Information shown
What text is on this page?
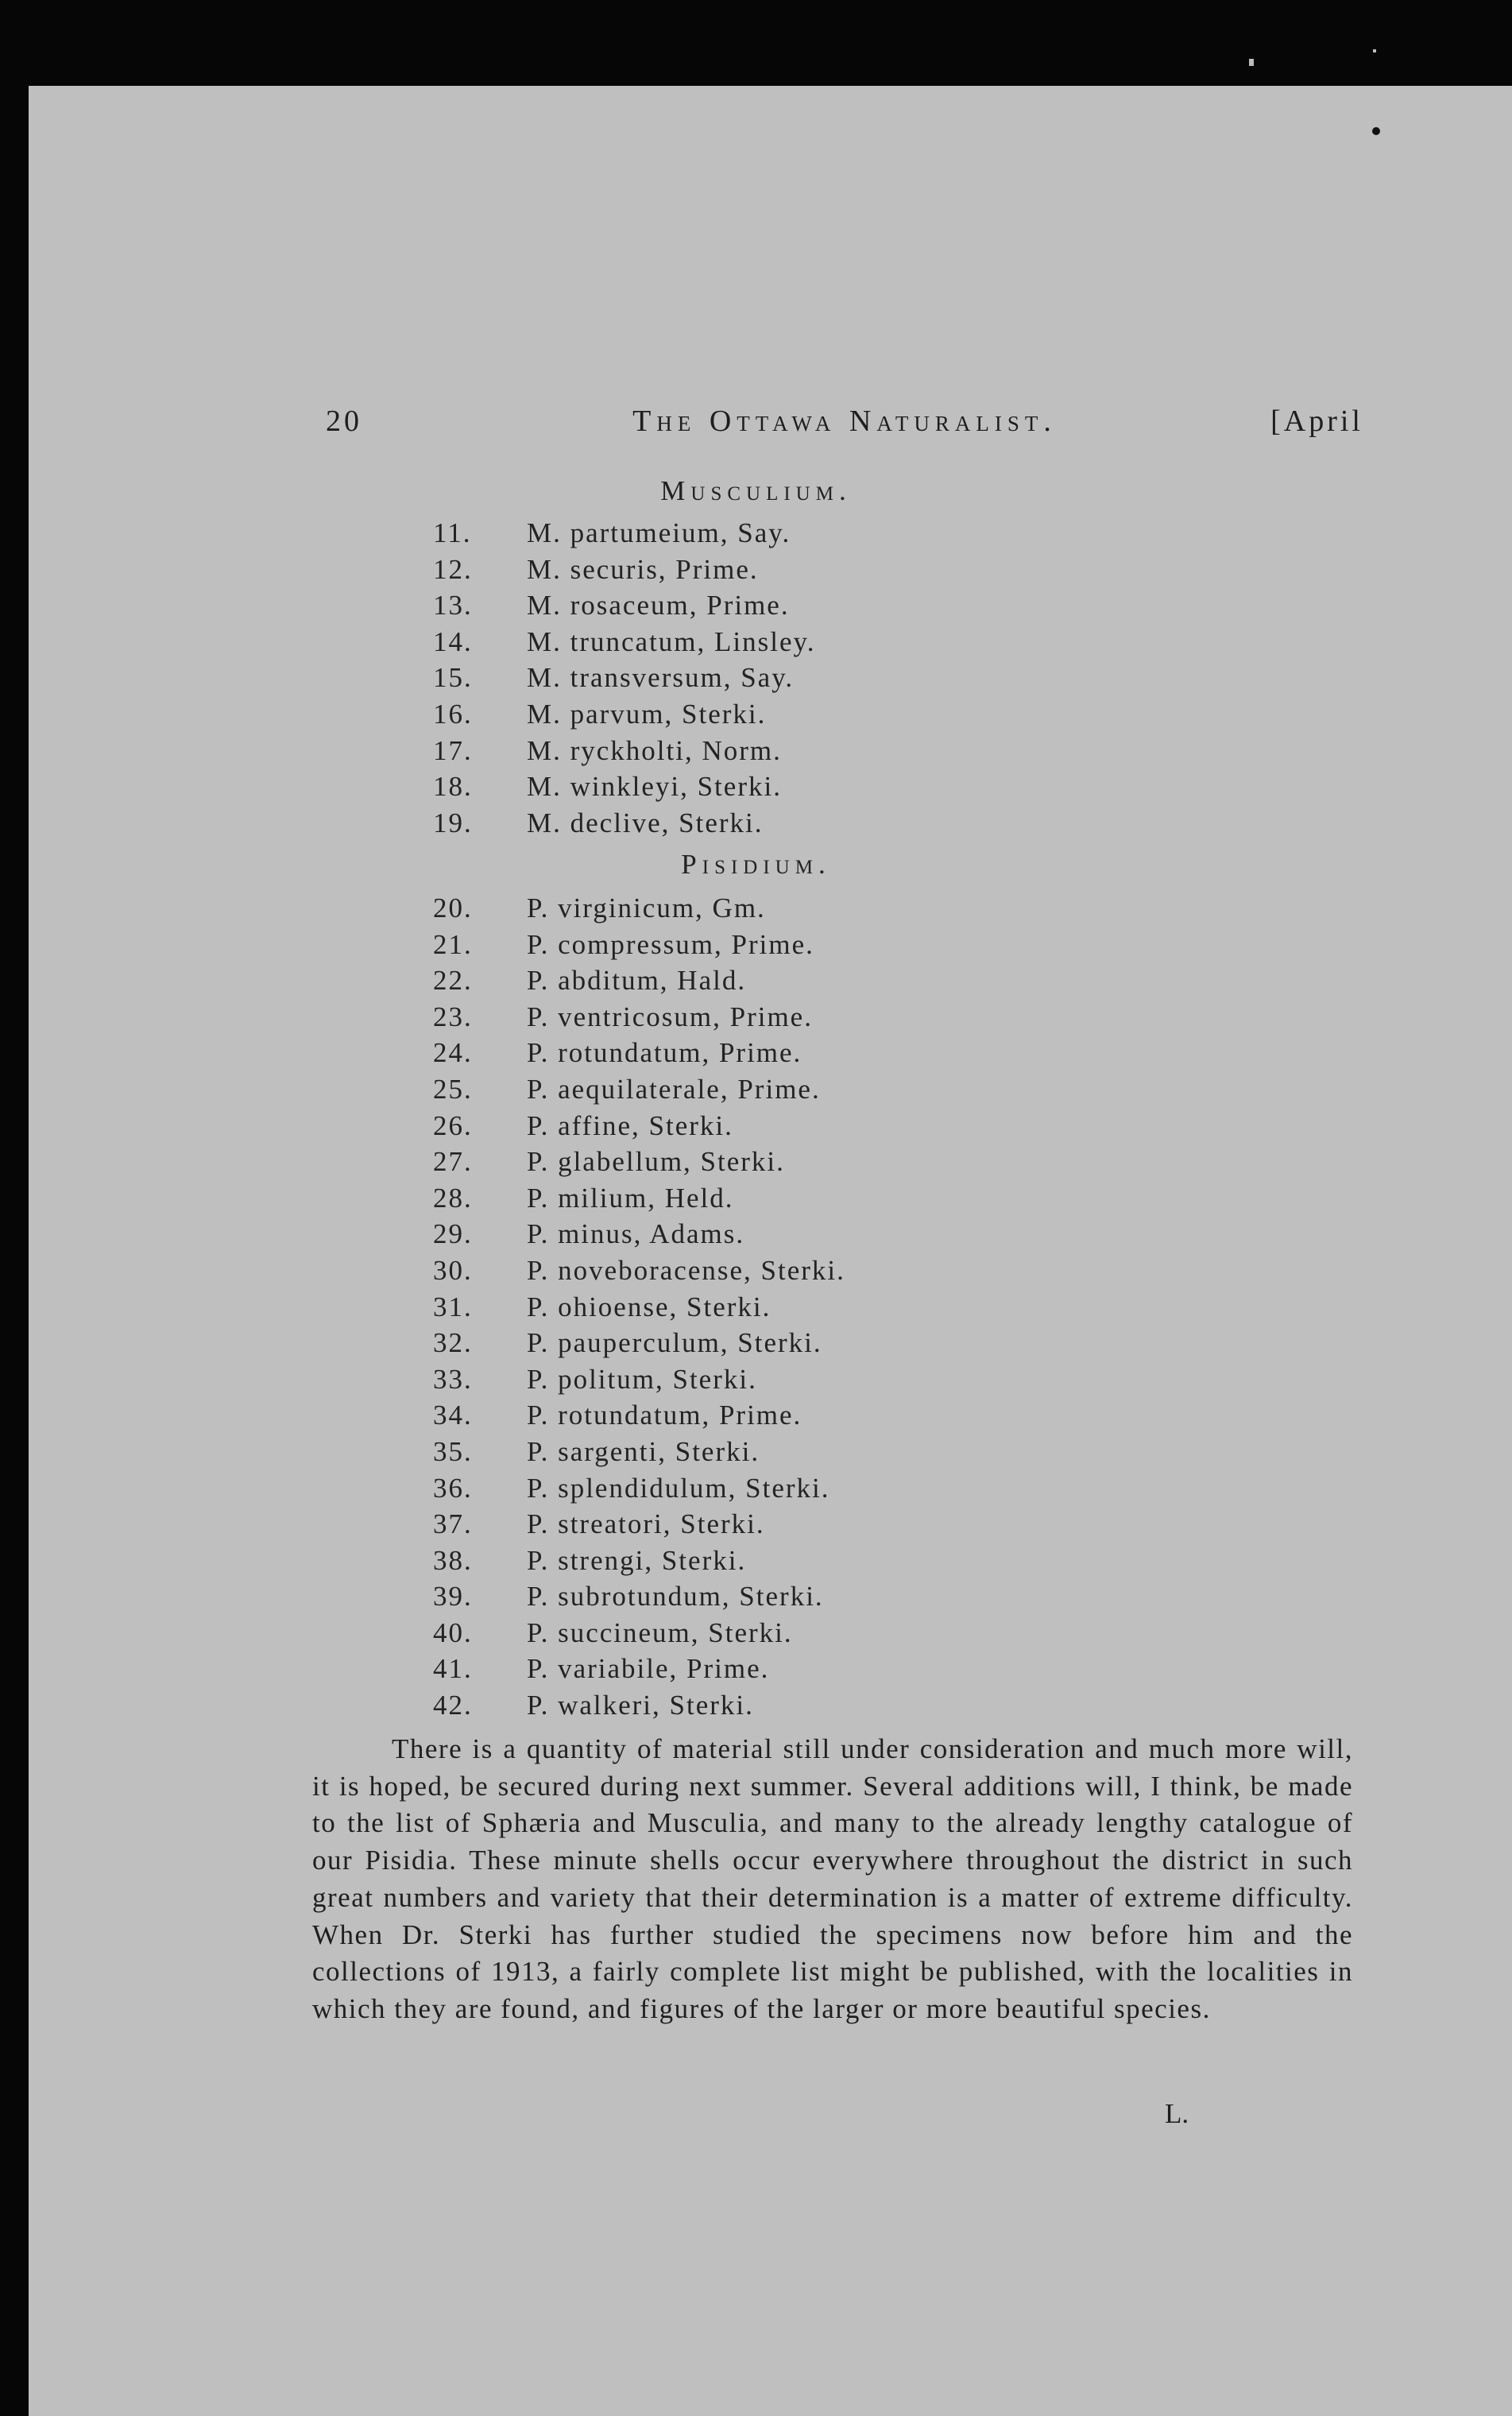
20	The Ottawa Naturalist.	[April
Musculium.
11. M. partumeium, Say.
12. M. securis, Prime.
13. M. rosaceum, Prime.
14. M. truncatum, Linsley.
15. M. transversum, Say.
16. M. parvum, Sterki.
17. M. ryckholti, Norm.
18. M. winkleyi, Sterki.
19. M. declive, Sterki.
Pisidium.
20. P. virginicum, Gm.
21. P. compressum, Prime.
22. P. abditum, Hald.
23. P. ventricosum, Prime.
24. P. rotundatum, Prime.
25. P. aequilaterale, Prime.
26. P. affine, Sterki.
27. P. glabellum, Sterki.
28. P. milium, Held.
29. P. minus, Adams.
30. P. noveboracense, Sterki.
31. P. ohioense, Sterki.
32. P. pauperculum, Sterki.
33. P. politum, Sterki.
34. P. rotundatum, Prime.
35. P. sargenti, Sterki.
36. P. splendidulum, Sterki.
37. P. streatori, Sterki.
38. P. strengi, Sterki.
39. P. subrotundum, Sterki.
40. P. succineum, Sterki.
41. P. variabile, Prime.
42. P. walkeri, Sterki.

There is a quantity of material still under consideration and much more will, it is hoped, be secured during next summer. Several additions will, I think, be made to the list of Sphæria and Musculia, and many to the already lengthy catalogue of our Pisidia. These minute shells occur everywhere throughout the district in such great numbers and variety that their determination is a matter of extreme difficulty. When Dr. Sterki has further studied the specimens now before him and the collections of 1913, a fairly complete list might be published, with the localities in which they are found, and figures of the larger or more beautiful species.

L.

To do
Each line that contains the string "rotundatum" counts once; say how many there are and nothing else.

Task result
2